— Start Data provided —

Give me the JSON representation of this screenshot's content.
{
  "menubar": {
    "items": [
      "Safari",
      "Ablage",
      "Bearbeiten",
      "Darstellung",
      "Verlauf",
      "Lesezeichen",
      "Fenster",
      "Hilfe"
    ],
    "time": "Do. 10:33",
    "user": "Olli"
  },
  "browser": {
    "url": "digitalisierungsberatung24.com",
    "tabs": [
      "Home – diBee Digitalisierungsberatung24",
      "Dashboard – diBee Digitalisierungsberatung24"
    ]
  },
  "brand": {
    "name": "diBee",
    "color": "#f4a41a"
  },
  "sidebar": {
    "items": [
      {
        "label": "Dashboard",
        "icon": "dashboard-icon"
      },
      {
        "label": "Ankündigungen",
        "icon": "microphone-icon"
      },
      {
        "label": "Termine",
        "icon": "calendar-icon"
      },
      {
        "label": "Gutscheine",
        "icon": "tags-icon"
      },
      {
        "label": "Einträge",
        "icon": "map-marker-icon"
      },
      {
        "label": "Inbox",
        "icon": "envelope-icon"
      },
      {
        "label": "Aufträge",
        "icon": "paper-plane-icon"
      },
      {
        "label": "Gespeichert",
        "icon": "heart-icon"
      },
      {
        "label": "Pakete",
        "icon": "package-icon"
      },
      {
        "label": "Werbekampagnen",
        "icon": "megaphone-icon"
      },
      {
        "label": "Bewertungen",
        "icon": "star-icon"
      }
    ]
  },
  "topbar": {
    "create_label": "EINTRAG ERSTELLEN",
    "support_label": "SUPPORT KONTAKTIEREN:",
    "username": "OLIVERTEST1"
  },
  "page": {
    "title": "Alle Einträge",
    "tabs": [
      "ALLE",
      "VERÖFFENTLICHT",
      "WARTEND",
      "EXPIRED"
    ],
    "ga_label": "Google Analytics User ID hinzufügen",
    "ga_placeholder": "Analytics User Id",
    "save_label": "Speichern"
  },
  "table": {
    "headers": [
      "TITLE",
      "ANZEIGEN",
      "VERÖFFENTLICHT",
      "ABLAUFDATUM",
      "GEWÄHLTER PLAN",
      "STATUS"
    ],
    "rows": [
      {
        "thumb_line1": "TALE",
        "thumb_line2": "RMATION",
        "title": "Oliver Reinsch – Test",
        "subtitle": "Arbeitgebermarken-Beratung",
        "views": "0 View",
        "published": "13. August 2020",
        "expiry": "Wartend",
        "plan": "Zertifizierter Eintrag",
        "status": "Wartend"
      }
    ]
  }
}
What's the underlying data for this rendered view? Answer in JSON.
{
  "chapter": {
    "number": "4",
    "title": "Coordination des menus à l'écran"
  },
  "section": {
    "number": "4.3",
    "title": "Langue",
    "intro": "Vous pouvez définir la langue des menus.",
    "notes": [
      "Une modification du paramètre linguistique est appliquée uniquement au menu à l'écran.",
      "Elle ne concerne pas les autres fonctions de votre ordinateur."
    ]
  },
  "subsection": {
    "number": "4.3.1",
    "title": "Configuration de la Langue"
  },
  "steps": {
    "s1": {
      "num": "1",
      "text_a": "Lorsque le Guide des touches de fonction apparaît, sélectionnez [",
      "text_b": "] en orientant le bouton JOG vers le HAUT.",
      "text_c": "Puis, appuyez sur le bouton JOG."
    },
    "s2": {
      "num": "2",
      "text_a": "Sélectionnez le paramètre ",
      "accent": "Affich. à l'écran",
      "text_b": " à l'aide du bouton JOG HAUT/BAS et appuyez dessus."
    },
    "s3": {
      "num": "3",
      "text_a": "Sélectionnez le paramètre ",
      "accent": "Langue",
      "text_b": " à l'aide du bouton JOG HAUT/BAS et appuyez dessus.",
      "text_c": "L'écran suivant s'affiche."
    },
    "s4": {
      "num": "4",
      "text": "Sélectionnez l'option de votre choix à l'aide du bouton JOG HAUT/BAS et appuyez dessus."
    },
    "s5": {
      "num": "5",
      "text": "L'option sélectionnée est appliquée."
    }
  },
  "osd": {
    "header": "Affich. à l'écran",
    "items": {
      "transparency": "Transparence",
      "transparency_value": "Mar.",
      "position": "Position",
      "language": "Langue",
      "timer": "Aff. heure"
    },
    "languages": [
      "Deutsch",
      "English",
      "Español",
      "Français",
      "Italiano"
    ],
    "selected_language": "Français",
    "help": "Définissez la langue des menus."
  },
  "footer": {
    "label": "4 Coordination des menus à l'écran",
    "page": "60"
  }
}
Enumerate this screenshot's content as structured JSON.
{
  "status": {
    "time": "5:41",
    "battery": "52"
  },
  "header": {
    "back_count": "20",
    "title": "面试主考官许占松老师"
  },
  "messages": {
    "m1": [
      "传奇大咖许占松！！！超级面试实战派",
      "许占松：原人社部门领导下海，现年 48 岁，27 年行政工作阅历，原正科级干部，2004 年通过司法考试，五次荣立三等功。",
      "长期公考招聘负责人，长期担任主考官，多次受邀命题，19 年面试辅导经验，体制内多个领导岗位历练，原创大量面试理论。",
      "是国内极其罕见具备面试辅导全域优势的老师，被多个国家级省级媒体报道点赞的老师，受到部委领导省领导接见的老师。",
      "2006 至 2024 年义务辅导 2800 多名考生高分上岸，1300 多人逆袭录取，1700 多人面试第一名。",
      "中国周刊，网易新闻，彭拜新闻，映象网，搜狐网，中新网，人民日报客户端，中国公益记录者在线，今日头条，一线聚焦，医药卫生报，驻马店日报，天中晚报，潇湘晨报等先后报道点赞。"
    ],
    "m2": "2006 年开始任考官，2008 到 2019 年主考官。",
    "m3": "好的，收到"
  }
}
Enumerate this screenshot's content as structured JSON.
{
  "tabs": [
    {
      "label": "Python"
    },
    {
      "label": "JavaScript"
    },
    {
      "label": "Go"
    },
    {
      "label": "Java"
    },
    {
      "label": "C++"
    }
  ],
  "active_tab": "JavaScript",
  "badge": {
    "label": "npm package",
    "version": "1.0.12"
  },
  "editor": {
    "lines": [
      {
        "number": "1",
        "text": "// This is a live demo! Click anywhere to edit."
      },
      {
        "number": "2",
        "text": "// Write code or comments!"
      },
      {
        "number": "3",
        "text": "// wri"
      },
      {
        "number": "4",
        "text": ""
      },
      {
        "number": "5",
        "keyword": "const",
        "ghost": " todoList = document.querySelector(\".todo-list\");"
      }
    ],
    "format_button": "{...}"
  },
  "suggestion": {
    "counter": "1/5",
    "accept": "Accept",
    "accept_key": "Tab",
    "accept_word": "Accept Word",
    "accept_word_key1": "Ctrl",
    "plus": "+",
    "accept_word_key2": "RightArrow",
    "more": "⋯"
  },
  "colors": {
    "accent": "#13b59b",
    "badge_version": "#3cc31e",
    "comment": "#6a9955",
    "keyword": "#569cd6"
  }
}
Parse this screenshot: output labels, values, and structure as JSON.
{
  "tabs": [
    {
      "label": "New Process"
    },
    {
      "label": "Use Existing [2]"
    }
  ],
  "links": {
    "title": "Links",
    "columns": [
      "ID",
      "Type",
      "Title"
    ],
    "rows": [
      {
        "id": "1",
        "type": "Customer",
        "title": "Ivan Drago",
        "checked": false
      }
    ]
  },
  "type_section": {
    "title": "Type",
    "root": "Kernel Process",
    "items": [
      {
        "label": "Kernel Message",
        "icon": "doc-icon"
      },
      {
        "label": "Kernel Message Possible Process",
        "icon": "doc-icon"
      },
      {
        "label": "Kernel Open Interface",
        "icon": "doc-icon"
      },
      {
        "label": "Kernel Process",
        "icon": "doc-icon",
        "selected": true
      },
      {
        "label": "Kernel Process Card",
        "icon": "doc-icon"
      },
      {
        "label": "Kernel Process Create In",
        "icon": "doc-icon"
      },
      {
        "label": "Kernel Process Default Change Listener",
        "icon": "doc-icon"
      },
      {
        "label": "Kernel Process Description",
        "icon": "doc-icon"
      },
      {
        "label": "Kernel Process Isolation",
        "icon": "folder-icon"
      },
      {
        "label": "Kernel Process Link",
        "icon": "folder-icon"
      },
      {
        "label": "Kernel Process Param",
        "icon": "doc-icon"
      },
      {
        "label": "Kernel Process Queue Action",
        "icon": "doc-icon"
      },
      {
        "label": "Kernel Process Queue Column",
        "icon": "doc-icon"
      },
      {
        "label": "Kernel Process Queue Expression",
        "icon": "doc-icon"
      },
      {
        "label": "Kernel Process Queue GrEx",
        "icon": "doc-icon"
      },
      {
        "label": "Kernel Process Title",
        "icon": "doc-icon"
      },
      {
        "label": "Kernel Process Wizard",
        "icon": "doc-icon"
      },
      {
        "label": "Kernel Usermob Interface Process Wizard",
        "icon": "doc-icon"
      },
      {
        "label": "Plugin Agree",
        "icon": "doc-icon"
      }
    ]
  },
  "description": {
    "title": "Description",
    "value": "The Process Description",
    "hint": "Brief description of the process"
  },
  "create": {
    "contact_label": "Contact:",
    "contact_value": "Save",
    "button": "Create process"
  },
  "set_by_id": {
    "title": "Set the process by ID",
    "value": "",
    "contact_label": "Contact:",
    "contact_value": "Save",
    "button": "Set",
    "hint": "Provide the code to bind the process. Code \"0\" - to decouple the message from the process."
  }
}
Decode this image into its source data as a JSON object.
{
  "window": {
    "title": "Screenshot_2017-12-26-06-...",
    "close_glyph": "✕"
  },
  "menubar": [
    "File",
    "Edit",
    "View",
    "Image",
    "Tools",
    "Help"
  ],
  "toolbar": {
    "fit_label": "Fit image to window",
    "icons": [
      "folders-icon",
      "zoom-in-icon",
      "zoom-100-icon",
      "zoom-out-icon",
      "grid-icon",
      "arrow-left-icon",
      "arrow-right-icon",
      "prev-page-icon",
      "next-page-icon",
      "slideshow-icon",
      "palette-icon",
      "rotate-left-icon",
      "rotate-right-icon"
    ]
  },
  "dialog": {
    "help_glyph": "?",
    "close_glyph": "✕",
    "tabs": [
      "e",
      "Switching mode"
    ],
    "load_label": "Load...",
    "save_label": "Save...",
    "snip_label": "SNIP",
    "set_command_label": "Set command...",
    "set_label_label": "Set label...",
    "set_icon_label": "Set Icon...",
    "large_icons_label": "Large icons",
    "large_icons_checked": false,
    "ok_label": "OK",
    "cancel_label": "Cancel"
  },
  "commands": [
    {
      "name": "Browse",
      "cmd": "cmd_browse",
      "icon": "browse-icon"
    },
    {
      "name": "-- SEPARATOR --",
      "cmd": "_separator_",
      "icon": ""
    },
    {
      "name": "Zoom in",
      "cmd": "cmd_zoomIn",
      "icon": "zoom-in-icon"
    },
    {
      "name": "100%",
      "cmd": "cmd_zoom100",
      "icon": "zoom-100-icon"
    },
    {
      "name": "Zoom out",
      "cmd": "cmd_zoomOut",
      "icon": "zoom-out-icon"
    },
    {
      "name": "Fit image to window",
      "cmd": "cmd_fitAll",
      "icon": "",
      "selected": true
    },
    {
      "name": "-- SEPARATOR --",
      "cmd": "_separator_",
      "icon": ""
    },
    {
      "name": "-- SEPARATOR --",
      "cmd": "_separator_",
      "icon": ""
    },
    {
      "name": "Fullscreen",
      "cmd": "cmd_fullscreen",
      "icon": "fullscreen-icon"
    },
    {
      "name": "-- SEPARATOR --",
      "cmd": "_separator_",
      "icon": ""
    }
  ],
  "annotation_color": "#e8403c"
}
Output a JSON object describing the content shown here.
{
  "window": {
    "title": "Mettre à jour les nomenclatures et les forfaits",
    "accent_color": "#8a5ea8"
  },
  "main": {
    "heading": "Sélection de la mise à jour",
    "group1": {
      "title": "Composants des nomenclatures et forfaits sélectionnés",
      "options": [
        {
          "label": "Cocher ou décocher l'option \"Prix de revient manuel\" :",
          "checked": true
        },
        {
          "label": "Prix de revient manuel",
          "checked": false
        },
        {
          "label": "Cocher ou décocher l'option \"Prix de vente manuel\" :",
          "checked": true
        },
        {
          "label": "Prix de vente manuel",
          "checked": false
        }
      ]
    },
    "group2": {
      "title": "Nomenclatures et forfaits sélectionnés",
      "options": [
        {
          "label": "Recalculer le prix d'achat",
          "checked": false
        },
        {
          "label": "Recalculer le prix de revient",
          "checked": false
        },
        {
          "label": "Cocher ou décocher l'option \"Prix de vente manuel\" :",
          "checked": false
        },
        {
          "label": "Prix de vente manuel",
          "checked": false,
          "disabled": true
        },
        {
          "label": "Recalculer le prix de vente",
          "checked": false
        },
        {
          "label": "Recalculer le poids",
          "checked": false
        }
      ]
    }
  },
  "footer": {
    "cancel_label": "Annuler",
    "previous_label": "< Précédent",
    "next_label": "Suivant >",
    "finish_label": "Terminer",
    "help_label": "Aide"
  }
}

— End Data provided —

◆ **Task requirements**:
Extract all lines containing the word "package".

◆ **Task output**:
        "icon": "package-icon"
    "label": "npm package",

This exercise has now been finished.